What the task requires: Which lines contain the string "JSON"? Please list every one of them.

Records supplied:
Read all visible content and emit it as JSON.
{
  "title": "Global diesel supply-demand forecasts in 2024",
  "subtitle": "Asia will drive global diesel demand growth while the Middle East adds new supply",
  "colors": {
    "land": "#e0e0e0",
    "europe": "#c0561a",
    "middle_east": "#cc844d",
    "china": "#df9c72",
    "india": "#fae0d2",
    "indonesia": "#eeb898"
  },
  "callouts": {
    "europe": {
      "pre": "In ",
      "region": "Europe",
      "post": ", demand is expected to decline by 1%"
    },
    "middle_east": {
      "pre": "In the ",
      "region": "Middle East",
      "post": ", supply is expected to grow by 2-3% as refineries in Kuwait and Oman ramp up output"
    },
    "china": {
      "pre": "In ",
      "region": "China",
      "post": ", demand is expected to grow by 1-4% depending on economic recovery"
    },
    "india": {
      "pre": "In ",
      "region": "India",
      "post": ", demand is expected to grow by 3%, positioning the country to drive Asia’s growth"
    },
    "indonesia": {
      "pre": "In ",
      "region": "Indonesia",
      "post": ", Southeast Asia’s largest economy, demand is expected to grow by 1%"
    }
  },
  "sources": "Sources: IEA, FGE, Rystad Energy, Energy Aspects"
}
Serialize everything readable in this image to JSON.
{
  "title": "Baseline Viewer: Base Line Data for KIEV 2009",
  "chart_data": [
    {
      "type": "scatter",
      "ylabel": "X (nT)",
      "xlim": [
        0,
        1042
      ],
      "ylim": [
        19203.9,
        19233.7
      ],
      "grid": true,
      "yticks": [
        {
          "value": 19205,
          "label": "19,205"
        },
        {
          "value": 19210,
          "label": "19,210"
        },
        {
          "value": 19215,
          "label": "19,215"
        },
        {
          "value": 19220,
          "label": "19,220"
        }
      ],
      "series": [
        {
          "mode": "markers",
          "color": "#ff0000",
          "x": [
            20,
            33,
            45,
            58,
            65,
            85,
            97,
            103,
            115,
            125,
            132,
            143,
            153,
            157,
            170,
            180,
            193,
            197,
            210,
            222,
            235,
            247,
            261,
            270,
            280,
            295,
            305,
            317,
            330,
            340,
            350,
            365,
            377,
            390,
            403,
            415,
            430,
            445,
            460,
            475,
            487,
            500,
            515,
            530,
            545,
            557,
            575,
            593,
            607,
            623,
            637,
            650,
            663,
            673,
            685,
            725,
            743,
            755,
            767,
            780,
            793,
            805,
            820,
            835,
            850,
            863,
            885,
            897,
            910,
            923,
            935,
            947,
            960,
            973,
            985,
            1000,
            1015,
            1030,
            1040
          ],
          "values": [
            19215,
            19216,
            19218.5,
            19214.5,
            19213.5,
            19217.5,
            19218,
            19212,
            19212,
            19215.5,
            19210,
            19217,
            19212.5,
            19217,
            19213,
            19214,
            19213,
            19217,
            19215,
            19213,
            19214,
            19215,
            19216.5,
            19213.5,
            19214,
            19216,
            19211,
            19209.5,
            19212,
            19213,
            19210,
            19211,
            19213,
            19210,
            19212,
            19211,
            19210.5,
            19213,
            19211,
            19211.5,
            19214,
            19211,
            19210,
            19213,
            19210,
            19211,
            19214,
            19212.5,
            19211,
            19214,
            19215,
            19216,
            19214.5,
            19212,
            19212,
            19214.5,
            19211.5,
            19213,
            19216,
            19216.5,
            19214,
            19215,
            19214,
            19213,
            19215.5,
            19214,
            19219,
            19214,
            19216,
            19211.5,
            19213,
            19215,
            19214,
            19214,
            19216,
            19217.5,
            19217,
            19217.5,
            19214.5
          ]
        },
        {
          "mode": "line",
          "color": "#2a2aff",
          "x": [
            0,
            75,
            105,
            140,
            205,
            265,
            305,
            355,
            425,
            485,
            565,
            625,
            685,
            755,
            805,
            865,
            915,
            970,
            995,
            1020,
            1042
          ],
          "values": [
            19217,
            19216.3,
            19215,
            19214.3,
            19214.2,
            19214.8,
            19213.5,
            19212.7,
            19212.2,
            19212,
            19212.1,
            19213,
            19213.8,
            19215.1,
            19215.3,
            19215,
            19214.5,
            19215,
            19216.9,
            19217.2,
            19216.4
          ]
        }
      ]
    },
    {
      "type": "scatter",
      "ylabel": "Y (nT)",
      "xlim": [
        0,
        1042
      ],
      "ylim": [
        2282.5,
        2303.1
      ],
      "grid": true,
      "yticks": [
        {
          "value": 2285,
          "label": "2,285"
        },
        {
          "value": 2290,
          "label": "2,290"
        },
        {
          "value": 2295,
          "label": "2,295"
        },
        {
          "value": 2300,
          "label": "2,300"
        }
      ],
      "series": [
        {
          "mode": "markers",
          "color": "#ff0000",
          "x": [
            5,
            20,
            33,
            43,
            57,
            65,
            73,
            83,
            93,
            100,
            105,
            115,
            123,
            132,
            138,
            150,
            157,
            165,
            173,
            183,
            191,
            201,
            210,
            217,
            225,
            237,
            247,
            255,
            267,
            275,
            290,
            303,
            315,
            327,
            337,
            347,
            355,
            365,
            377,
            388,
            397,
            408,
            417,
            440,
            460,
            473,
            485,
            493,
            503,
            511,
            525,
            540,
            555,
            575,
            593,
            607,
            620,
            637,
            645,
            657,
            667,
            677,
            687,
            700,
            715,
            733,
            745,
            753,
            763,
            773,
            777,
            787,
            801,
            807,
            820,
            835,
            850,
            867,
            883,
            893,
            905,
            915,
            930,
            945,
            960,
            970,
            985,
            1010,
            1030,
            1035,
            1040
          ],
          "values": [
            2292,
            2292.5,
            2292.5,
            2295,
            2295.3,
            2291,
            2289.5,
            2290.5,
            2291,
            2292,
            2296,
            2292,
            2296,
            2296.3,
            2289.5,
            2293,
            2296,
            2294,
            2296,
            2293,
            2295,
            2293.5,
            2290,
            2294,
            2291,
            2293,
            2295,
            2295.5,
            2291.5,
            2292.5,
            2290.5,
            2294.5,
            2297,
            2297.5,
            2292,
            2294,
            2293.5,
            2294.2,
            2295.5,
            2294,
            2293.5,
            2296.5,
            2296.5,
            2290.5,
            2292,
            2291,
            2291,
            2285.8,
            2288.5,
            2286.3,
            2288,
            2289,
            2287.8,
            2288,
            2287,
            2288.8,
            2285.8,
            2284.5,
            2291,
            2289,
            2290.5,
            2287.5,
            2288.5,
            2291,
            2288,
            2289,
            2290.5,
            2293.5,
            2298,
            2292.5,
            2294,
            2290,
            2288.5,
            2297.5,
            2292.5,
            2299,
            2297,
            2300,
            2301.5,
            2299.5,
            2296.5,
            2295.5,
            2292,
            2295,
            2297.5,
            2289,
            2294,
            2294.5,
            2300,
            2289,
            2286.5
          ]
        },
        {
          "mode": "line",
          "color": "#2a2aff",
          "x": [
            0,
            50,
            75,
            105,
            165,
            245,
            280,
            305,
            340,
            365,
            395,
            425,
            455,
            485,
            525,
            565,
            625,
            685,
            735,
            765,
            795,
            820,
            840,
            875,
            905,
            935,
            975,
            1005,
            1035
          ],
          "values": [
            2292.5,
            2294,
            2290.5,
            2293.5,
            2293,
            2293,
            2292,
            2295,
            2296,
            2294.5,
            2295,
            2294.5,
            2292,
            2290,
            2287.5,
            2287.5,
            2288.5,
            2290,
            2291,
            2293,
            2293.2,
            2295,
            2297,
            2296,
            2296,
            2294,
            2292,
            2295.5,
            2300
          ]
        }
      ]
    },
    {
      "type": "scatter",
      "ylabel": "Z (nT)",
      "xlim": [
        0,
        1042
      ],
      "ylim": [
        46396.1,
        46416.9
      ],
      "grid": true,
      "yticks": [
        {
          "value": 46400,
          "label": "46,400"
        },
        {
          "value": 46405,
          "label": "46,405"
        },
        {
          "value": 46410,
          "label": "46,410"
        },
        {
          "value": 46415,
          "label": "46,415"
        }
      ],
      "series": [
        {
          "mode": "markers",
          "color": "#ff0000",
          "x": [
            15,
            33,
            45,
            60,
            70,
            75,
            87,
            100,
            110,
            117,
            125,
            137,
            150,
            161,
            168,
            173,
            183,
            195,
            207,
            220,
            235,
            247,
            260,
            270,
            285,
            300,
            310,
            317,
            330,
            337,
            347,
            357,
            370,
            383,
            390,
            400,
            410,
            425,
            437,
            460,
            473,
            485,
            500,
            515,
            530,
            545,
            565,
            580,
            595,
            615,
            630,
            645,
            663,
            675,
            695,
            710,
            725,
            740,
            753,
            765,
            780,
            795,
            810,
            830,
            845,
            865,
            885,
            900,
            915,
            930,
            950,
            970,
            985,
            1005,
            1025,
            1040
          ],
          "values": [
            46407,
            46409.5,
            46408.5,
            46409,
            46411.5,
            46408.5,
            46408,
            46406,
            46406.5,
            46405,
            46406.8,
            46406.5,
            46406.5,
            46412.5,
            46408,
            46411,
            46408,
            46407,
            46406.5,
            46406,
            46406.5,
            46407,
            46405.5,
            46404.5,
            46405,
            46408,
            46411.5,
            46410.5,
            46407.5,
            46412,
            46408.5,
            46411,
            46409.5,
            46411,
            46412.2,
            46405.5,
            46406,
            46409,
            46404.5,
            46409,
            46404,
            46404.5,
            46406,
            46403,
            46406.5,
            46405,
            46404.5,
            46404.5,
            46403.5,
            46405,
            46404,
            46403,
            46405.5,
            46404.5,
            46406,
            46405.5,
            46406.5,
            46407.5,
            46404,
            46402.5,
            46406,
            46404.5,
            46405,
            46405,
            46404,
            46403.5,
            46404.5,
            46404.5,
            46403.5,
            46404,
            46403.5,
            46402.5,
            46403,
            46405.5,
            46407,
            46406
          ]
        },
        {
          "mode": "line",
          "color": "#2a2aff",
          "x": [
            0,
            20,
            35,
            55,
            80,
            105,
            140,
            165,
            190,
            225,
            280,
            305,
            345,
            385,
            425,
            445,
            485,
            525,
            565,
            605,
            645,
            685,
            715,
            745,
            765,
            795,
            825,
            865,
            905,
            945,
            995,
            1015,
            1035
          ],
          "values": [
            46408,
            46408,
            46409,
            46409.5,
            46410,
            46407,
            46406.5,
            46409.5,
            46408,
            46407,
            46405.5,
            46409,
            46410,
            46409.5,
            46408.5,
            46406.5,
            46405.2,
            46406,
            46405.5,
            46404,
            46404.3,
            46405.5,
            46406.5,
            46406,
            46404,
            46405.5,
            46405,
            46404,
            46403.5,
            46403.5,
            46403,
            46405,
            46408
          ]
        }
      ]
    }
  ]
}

In response:
Read all visible content and emit it as JSON.
Serialize everything readable in this image to JSON.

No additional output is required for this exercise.